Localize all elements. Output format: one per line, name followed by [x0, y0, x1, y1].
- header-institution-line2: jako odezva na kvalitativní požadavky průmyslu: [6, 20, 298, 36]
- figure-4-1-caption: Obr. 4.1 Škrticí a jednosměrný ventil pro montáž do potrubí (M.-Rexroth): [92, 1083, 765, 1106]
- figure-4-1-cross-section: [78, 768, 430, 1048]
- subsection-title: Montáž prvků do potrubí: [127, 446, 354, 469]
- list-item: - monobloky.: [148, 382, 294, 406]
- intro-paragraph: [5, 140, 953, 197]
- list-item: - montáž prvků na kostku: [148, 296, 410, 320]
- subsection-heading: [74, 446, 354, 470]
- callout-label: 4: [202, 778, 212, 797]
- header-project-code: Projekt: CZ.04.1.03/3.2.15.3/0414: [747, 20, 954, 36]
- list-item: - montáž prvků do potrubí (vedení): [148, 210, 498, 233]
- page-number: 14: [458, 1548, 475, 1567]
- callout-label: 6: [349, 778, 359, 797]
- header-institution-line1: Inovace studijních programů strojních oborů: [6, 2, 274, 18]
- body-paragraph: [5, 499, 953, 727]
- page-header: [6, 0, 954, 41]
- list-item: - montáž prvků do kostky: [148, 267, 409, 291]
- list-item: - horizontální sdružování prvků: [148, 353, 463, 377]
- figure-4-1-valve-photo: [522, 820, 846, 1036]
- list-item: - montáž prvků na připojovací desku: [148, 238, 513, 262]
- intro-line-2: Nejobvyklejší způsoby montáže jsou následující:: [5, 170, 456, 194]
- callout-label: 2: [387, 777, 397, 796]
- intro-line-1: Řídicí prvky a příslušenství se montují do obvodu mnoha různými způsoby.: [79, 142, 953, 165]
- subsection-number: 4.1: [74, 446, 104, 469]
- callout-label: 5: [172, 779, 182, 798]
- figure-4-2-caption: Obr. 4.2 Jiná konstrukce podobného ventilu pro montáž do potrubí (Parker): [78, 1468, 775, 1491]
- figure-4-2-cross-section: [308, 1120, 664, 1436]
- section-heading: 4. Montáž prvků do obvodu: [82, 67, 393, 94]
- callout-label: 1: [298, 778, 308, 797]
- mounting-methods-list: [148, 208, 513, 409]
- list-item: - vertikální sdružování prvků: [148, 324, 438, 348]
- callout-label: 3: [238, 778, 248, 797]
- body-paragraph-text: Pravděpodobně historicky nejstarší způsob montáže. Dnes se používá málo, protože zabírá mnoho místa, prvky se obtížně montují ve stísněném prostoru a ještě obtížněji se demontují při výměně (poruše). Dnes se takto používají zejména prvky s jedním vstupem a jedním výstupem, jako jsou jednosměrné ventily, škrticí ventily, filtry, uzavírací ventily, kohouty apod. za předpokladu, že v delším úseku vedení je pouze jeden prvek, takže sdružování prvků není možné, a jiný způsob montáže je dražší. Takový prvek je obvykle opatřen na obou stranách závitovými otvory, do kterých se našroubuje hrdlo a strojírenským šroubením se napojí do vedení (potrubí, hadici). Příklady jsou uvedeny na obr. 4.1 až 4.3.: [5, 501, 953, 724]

####

(DESCRIPTION OF THE TASK): Copy the items above line for line, with no changes.

(TASK ANSWER):
Localize all elements. Output format: one per line, name followed by [x0, y0, x1, y1].
- header-institution-line2: jako odezva na kvalitativní požadavky průmyslu: [6, 20, 298, 36]
- figure-4-1-caption: Obr. 4.1 Škrticí a jednosměrný ventil pro montáž do potrubí (M.-Rexroth): [92, 1083, 765, 1106]
- figure-4-1-cross-section: [78, 768, 430, 1048]
- subsection-title: Montáž prvků do potrubí: [127, 446, 354, 469]
- list-item: - monobloky.: [148, 382, 294, 406]
- intro-paragraph: [5, 140, 953, 197]
- list-item: - montáž prvků na kostku: [148, 296, 410, 320]
- subsection-heading: [74, 446, 354, 470]
- callout-label: 4: [202, 778, 212, 797]
- header-project-code: Projekt: CZ.04.1.03/3.2.15.3/0414: [747, 20, 954, 36]
- list-item: - montáž prvků do potrubí (vedení): [148, 210, 498, 233]
- page-number: 14: [458, 1548, 475, 1567]
- callout-label: 6: [349, 778, 359, 797]
- header-institution-line1: Inovace studijních programů strojních oborů: [6, 2, 274, 18]
- body-paragraph: [5, 499, 953, 727]
- page-header: [6, 0, 954, 41]
- list-item: - montáž prvků do kostky: [148, 267, 409, 291]
- list-item: - horizontální sdružování prvků: [148, 353, 463, 377]
- figure-4-1-valve-photo: [522, 820, 846, 1036]
- list-item: - montáž prvků na připojovací desku: [148, 238, 513, 262]
- intro-line-2: Nejobvyklejší způsoby montáže jsou následující:: [5, 170, 456, 194]
- callout-label: 2: [387, 777, 397, 796]
- intro-line-1: Řídicí prvky a příslušenství se montují do obvodu mnoha různými způsoby.: [79, 142, 953, 165]
- subsection-number: 4.1: [74, 446, 104, 469]
- callout-label: 5: [172, 779, 182, 798]
- figure-4-2-caption: Obr. 4.2 Jiná konstrukce podobného ventilu pro montáž do potrubí (Parker): [78, 1468, 775, 1491]
- figure-4-2-cross-section: [308, 1120, 664, 1436]
- section-heading: 4. Montáž prvků do obvodu: [82, 67, 393, 94]
- callout-label: 1: [298, 778, 308, 797]
- mounting-methods-list: [148, 208, 513, 409]
- list-item: - vertikální sdružování prvků: [148, 324, 438, 348]
- callout-label: 3: [238, 778, 248, 797]
- body-paragraph-text: Pravděpodobně historicky nejstarší způsob montáže. Dnes se používá málo, protože zabírá mnoho místa, prvky se obtížně montují ve stísněném prostoru a ještě obtížněji se demontují při výměně (poruše). Dnes se takto používají zejména prvky s jedním vstupem a jedním výstupem, jako jsou jednosměrné ventily, škrticí ventily, filtry, uzavírací ventily, kohouty apod. za předpokladu, že v delším úseku vedení je pouze jeden prvek, takže sdružování prvků není možné, a jiný způsob montáže je dražší. Takový prvek je obvykle opatřen na obou stranách závitovými otvory, do kterých se našroubuje hrdlo a strojírenským šroubením se napojí do vedení (potrubí, hadici). Příklady jsou uvedeny na obr. 4.1 až 4.3.: [5, 501, 953, 724]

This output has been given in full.